Saved entries

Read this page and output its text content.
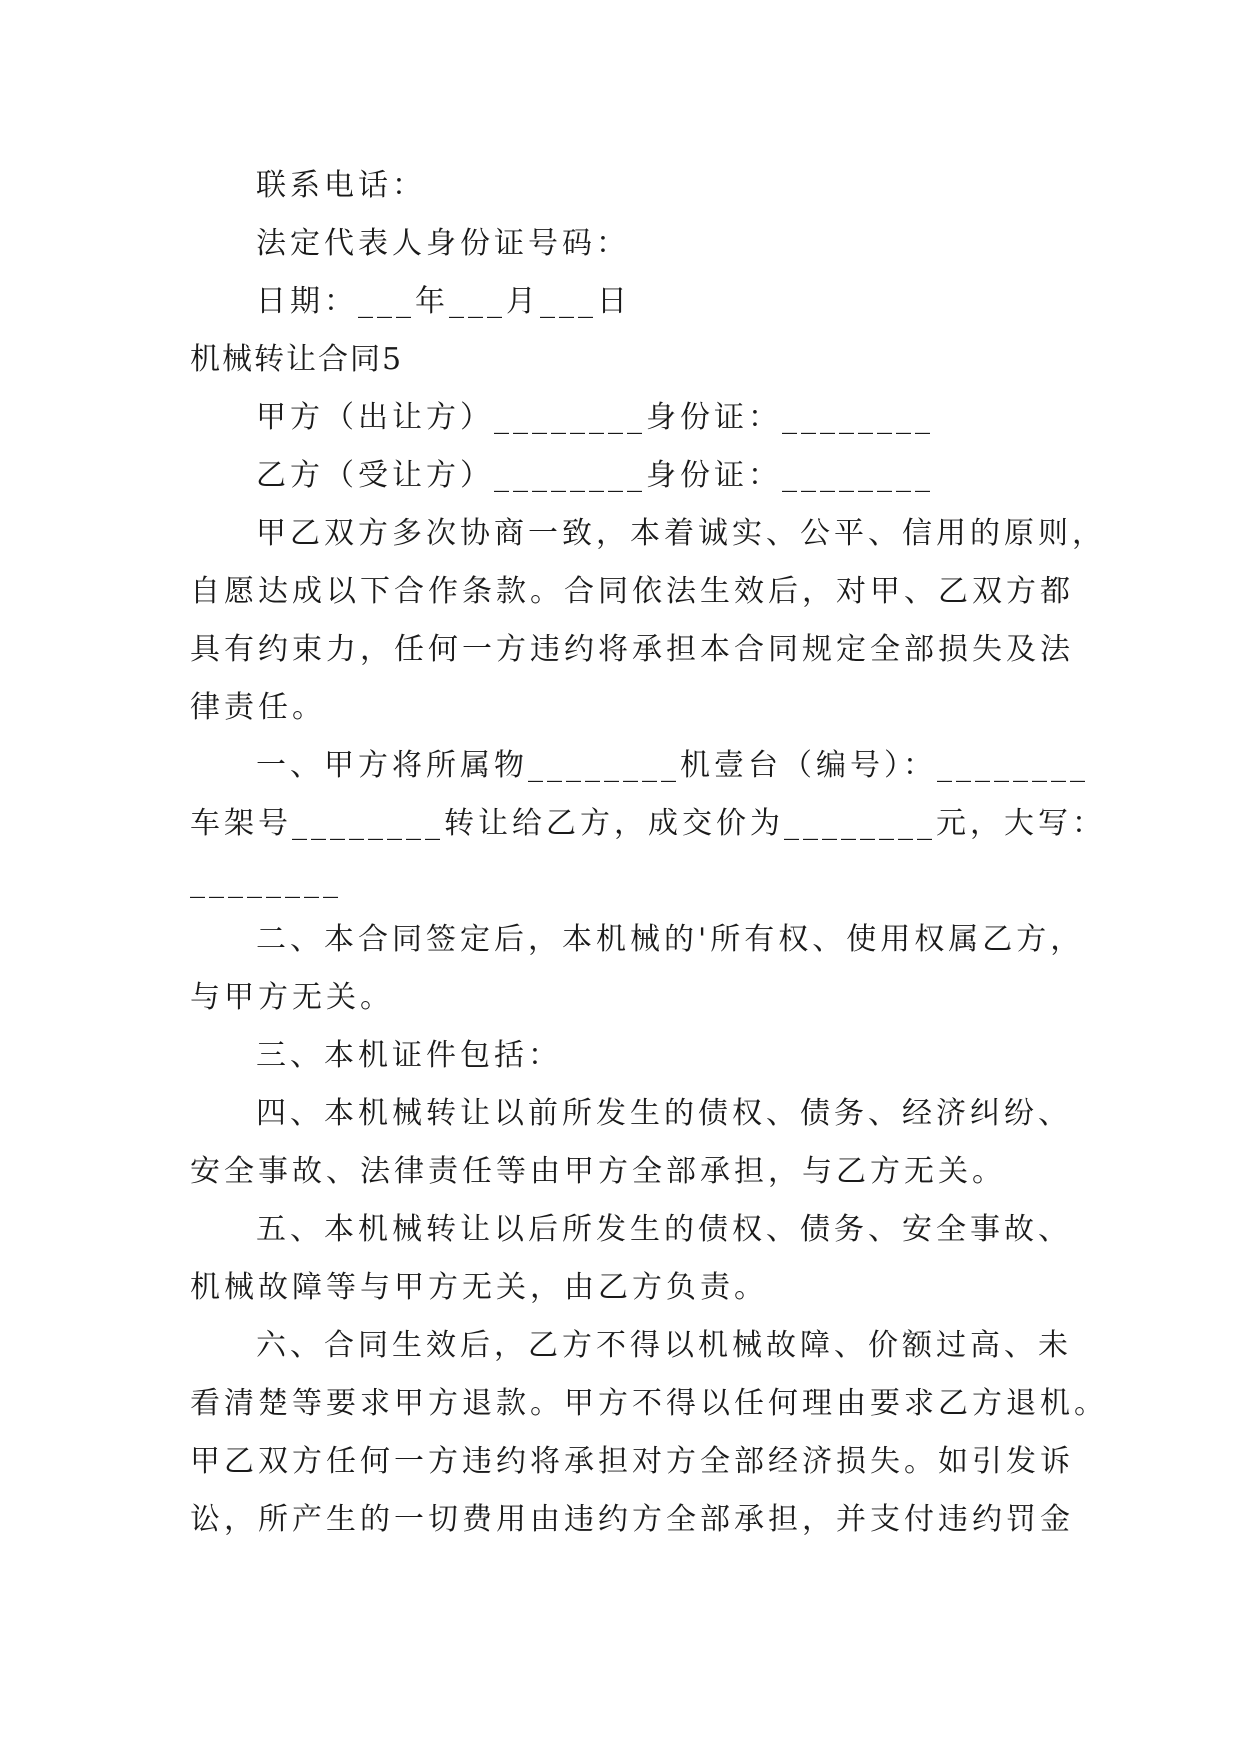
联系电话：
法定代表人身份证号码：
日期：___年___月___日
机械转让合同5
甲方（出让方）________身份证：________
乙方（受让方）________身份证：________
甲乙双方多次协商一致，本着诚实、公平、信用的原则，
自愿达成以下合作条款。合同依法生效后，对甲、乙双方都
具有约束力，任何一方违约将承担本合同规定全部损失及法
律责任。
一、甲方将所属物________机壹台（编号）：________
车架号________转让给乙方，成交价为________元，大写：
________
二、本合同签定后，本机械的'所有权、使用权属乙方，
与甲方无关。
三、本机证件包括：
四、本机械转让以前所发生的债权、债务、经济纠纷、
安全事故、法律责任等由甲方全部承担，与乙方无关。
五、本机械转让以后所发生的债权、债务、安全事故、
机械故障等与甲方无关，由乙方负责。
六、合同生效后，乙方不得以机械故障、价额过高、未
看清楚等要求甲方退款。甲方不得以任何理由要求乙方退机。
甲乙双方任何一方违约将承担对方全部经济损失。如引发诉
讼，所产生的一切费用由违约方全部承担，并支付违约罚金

* [EXERCISE GOAL]: Copy out each line in the listing that has the word "安全事故".

* [RESPONSE TO THIS EXERCISE]:
安全事故、法律责任等由甲方全部承担，与乙方无关。
五、本机械转让以后所发生的债权、债务、安全事故、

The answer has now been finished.